DIRECTION: Take the line containing "Output a JSON" and every line after it to the end of the records, and copy them exactly, excluding pictures.

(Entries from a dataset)
=-=-=

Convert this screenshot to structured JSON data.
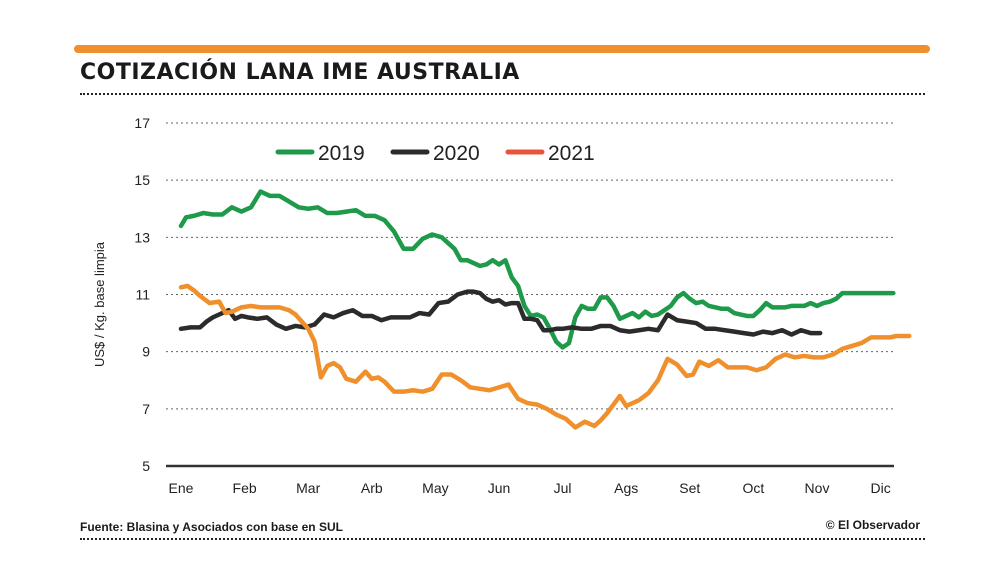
{
  "colors": {
    "accent": "#f0902c",
    "s2019": "#1e9a4a",
    "s2020": "#2b2b2b",
    "s2021": "#f0902c",
    "legend2021": "#e8553a"
  },
  "source": "Fuente: Blasina y Asociados con base en SUL",
  "credit": "© El Observador",
  "chart_data": {
    "type": "line",
    "title": "COTIZACIÓN LANA IME AUSTRALIA",
    "ylabel": "US$ / Kg. base limpia",
    "xlabel": "",
    "ylim": [
      5,
      17
    ],
    "xlim": [
      0,
      11.5
    ],
    "yticks": [
      5,
      7,
      9,
      11,
      13,
      15,
      17
    ],
    "months": [
      "Ene",
      "Feb",
      "Mar",
      "Arb",
      "May",
      "Jun",
      "Jul",
      "Ags",
      "Set",
      "Oct",
      "Nov",
      "Dic"
    ],
    "grid": true,
    "legend_position": "top-center",
    "series": [
      {
        "name": "2019",
        "color_key": "s2019",
        "legend_color_key": "s2019",
        "x": [
          0,
          0.08,
          0.2,
          0.35,
          0.5,
          0.65,
          0.8,
          0.95,
          1.1,
          1.25,
          1.4,
          1.55,
          1.7,
          1.85,
          2.0,
          2.15,
          2.3,
          2.45,
          2.6,
          2.75,
          2.9,
          3.05,
          3.2,
          3.35,
          3.5,
          3.65,
          3.8,
          3.95,
          4.1,
          4.2,
          4.3,
          4.4,
          4.5,
          4.6,
          4.7,
          4.8,
          4.9,
          5.0,
          5.1,
          5.2,
          5.3,
          5.4,
          5.5,
          5.6,
          5.7,
          5.8,
          5.9,
          6.0,
          6.1,
          6.2,
          6.3,
          6.4,
          6.5,
          6.6,
          6.7,
          6.8,
          6.9,
          7.0,
          7.1,
          7.2,
          7.3,
          7.4,
          7.5,
          7.6,
          7.7,
          7.8,
          7.9,
          8.0,
          8.1,
          8.2,
          8.3,
          8.4,
          8.5,
          8.6,
          8.7,
          8.8,
          8.9,
          9.0,
          9.1,
          9.2,
          9.3,
          9.4,
          9.5,
          9.6,
          9.7,
          9.8,
          9.9,
          10.0,
          10.1,
          10.2,
          10.3,
          10.4,
          10.5,
          10.6,
          10.7,
          10.8,
          10.9,
          11.0,
          11.1,
          11.2
        ],
        "values": [
          13.4,
          13.7,
          13.75,
          13.85,
          13.8,
          13.8,
          14.05,
          13.9,
          14.05,
          14.6,
          14.45,
          14.45,
          14.25,
          14.05,
          14.0,
          14.05,
          13.85,
          13.85,
          13.9,
          13.95,
          13.75,
          13.75,
          13.6,
          13.2,
          12.6,
          12.6,
          12.95,
          13.1,
          13.0,
          12.8,
          12.6,
          12.2,
          12.2,
          12.1,
          12.0,
          12.05,
          12.2,
          12.05,
          12.2,
          11.6,
          11.3,
          10.6,
          10.25,
          10.3,
          10.2,
          9.8,
          9.35,
          9.15,
          9.3,
          10.2,
          10.6,
          10.5,
          10.5,
          10.9,
          10.9,
          10.6,
          10.15,
          10.25,
          10.35,
          10.2,
          10.4,
          10.25,
          10.3,
          10.45,
          10.6,
          10.9,
          11.05,
          10.85,
          10.7,
          10.75,
          10.6,
          10.55,
          10.5,
          10.5,
          10.35,
          10.3,
          10.25,
          10.25,
          10.45,
          10.7,
          10.55,
          10.55,
          10.55,
          10.6,
          10.6,
          10.6,
          10.7,
          10.6,
          10.7,
          10.75,
          10.85,
          11.05,
          11.05,
          11.05,
          11.05,
          11.05,
          11.05,
          11.05,
          11.05,
          11.05
        ]
      },
      {
        "name": "2020",
        "color_key": "s2020",
        "legend_color_key": "s2020",
        "x": [
          0,
          0.15,
          0.3,
          0.4,
          0.5,
          0.6,
          0.75,
          0.85,
          0.95,
          1.05,
          1.2,
          1.35,
          1.5,
          1.65,
          1.8,
          1.95,
          2.1,
          2.25,
          2.4,
          2.55,
          2.7,
          2.85,
          3.0,
          3.15,
          3.3,
          3.45,
          3.6,
          3.75,
          3.9,
          4.05,
          4.2,
          4.35,
          4.5,
          4.6,
          4.7,
          4.8,
          4.9,
          5.0,
          5.1,
          5.2,
          5.3,
          5.4,
          5.5,
          5.6,
          5.7,
          5.8,
          5.9,
          6.0,
          6.15,
          6.3,
          6.45,
          6.6,
          6.75,
          6.9,
          7.05,
          7.2,
          7.35,
          7.5,
          7.65,
          7.8,
          7.95,
          8.1,
          8.25,
          8.4,
          8.55,
          8.7,
          8.85,
          9.0,
          9.15,
          9.3,
          9.45,
          9.6,
          9.75,
          9.9,
          10.05
        ],
        "values": [
          9.8,
          9.85,
          9.85,
          10.05,
          10.2,
          10.3,
          10.45,
          10.15,
          10.25,
          10.2,
          10.15,
          10.2,
          9.95,
          9.8,
          9.9,
          9.85,
          9.95,
          10.3,
          10.2,
          10.35,
          10.45,
          10.25,
          10.25,
          10.1,
          10.2,
          10.2,
          10.2,
          10.35,
          10.3,
          10.7,
          10.75,
          11.0,
          11.1,
          11.1,
          11.05,
          10.85,
          10.75,
          10.8,
          10.65,
          10.7,
          10.7,
          10.15,
          10.15,
          10.1,
          9.75,
          9.75,
          9.8,
          9.8,
          9.85,
          9.8,
          9.8,
          9.9,
          9.9,
          9.75,
          9.7,
          9.75,
          9.8,
          9.75,
          10.3,
          10.1,
          10.05,
          10.0,
          9.8,
          9.8,
          9.75,
          9.7,
          9.65,
          9.6,
          9.7,
          9.65,
          9.75,
          9.6,
          9.75,
          9.65,
          9.65
        ]
      },
      {
        "name": "2021",
        "color_key": "s2021",
        "legend_color_key": "legend2021",
        "x": [
          0,
          0.1,
          0.2,
          0.3,
          0.45,
          0.6,
          0.7,
          0.8,
          0.95,
          1.1,
          1.25,
          1.4,
          1.55,
          1.7,
          1.8,
          1.9,
          2.0,
          2.1,
          2.2,
          2.3,
          2.4,
          2.5,
          2.6,
          2.75,
          2.9,
          3.0,
          3.1,
          3.2,
          3.35,
          3.5,
          3.65,
          3.8,
          3.95,
          4.1,
          4.25,
          4.4,
          4.55,
          4.7,
          4.85,
          5.0,
          5.15,
          5.3,
          5.45,
          5.6,
          5.75,
          5.9,
          6.05,
          6.2,
          6.35,
          6.5,
          6.6,
          6.7,
          6.8,
          6.9,
          7.0,
          7.1,
          7.2,
          7.35,
          7.5,
          7.65,
          7.8,
          7.95,
          8.05,
          8.15,
          8.3,
          8.45,
          8.6,
          8.75,
          8.9,
          9.05,
          9.2,
          9.35,
          9.5,
          9.65,
          9.8,
          9.95,
          10.1,
          10.25,
          10.4,
          10.55,
          10.7,
          10.85,
          11.0,
          11.15,
          11.25,
          11.35,
          11.45
        ],
        "values": [
          11.25,
          11.3,
          11.15,
          10.95,
          10.7,
          10.75,
          10.35,
          10.4,
          10.55,
          10.6,
          10.55,
          10.55,
          10.55,
          10.45,
          10.3,
          10.05,
          9.8,
          9.35,
          8.1,
          8.5,
          8.6,
          8.45,
          8.05,
          7.95,
          8.3,
          8.05,
          8.1,
          7.95,
          7.6,
          7.6,
          7.65,
          7.6,
          7.7,
          8.2,
          8.2,
          8.0,
          7.75,
          7.7,
          7.65,
          7.75,
          7.85,
          7.35,
          7.2,
          7.15,
          7.0,
          6.8,
          6.65,
          6.35,
          6.55,
          6.4,
          6.6,
          6.85,
          7.15,
          7.45,
          7.1,
          7.2,
          7.3,
          7.55,
          8.0,
          8.75,
          8.55,
          8.15,
          8.2,
          8.65,
          8.5,
          8.7,
          8.45,
          8.45,
          8.45,
          8.35,
          8.45,
          8.75,
          8.9,
          8.8,
          8.85,
          8.8,
          8.8,
          8.9,
          9.1,
          9.2,
          9.3,
          9.5,
          9.5,
          9.5,
          9.55,
          9.55,
          9.55
        ]
      }
    ]
  }
}
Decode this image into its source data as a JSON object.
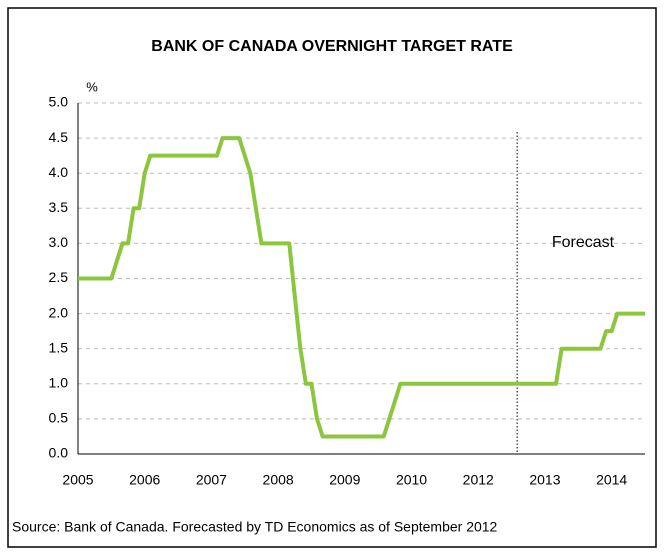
{
  "chart_data": {
    "type": "line",
    "title": "BANK OF CANADA OVERNIGHT TARGET RATE",
    "y_label": "%",
    "source": "Source: Bank of Canada. Forecasted by TD Economics as of September 2012",
    "annotations": [
      {
        "text": "Forecast",
        "x": 79
      }
    ],
    "categories": [
      "2005",
      null,
      null,
      null,
      null,
      null,
      null,
      null,
      null,
      null,
      null,
      null,
      "2006",
      null,
      null,
      null,
      null,
      null,
      null,
      null,
      null,
      null,
      null,
      null,
      "2007",
      null,
      null,
      null,
      null,
      null,
      null,
      null,
      null,
      null,
      null,
      null,
      "2008",
      null,
      null,
      null,
      null,
      null,
      null,
      null,
      null,
      null,
      null,
      null,
      "2009",
      null,
      null,
      null,
      null,
      null,
      null,
      null,
      null,
      null,
      null,
      null,
      "2010",
      null,
      null,
      null,
      null,
      null,
      null,
      null,
      null,
      null,
      null,
      null,
      "2012",
      null,
      null,
      null,
      null,
      null,
      null,
      null,
      null,
      null,
      null,
      null,
      "2013",
      null,
      null,
      null,
      null,
      null,
      null,
      null,
      null,
      null,
      null,
      null,
      "2014",
      null,
      null,
      null,
      null,
      null,
      null
    ],
    "series": [
      {
        "color": "#8cc63f",
        "values": [
          2.5,
          2.5,
          2.5,
          2.5,
          2.5,
          2.5,
          2.5,
          2.75,
          3.0,
          3.0,
          3.5,
          3.5,
          4.0,
          4.25,
          4.25,
          4.25,
          4.25,
          4.25,
          4.25,
          4.25,
          4.25,
          4.25,
          4.25,
          4.25,
          4.25,
          4.25,
          4.5,
          4.5,
          4.5,
          4.5,
          4.25,
          4.0,
          3.5,
          3.0,
          3.0,
          3.0,
          3.0,
          3.0,
          3.0,
          2.25,
          1.5,
          1.0,
          1.0,
          0.5,
          0.25,
          0.25,
          0.25,
          0.25,
          0.25,
          0.25,
          0.25,
          0.25,
          0.25,
          0.25,
          0.25,
          0.25,
          0.5,
          0.75,
          1.0,
          1.0,
          1.0,
          1.0,
          1.0,
          1.0,
          1.0,
          1.0,
          1.0,
          1.0,
          1.0,
          1.0,
          1.0,
          1.0,
          1.0,
          1.0,
          1.0,
          1.0,
          1.0,
          1.0,
          1.0,
          1.0,
          1.0,
          1.0,
          1.0,
          1.0,
          1.0,
          1.0,
          1.0,
          1.5,
          1.5,
          1.5,
          1.5,
          1.5,
          1.5,
          1.5,
          1.5,
          1.75,
          1.75,
          2.0,
          2.0,
          2.0,
          2.0,
          2.0,
          2.0
        ]
      }
    ],
    "ylim": [
      0,
      5
    ],
    "yticks": [
      {
        "value": 0,
        "label": "0.0"
      },
      {
        "value": 0.5,
        "label": "0.5"
      },
      {
        "value": 1,
        "label": "1.0"
      },
      {
        "value": 1.5,
        "label": "1.5"
      },
      {
        "value": 2,
        "label": "2.0"
      },
      {
        "value": 2.5,
        "label": "2.5"
      },
      {
        "value": 3,
        "label": "3.0"
      },
      {
        "value": 3.5,
        "label": "3.5"
      },
      {
        "value": 4,
        "label": "4.0"
      },
      {
        "value": 4.5,
        "label": "4.5"
      },
      {
        "value": 5,
        "label": "5.0"
      }
    ],
    "grid": true
  }
}
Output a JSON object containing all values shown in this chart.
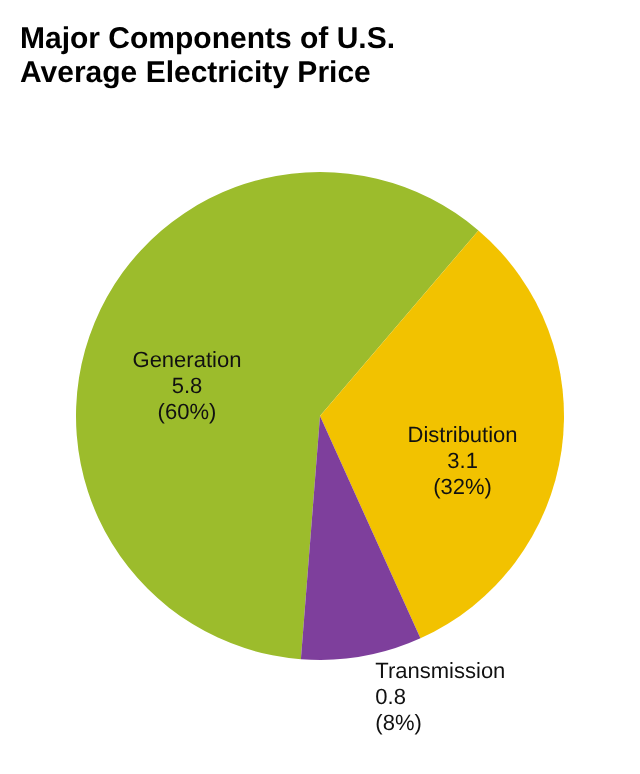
{
  "chart_data": {
    "type": "pie",
    "title": "Major Components of U.S. Average Electricity Price",
    "categories": [
      "Generation",
      "Distribution",
      "Transmission"
    ],
    "values": [
      60,
      32,
      8
    ],
    "value_labels": [
      "5.8\n(60%)",
      "3.1\n(32%)",
      "0.8\n(8%)"
    ],
    "colors": [
      "#9cbc2c",
      "#f2c200",
      "#7e3f9c"
    ],
    "legend": false
  }
}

=-=-=

ANSWER TO THE TASK:
Output a JSON object containing all values shown in this chart.
{
  "chart_data": {
    "type": "pie",
    "title": "Major Components of U.S. Average Electricity Price",
    "categories": [
      "Generation",
      "Distribution",
      "Transmission"
    ],
    "values": [
      60,
      32,
      8
    ],
    "value_labels": [
      "5.8\n(60%)",
      "3.1\n(32%)",
      "0.8\n(8%)"
    ],
    "colors": [
      "#9cbc2c",
      "#f2c200",
      "#7e3f9c"
    ],
    "legend": false
  }
}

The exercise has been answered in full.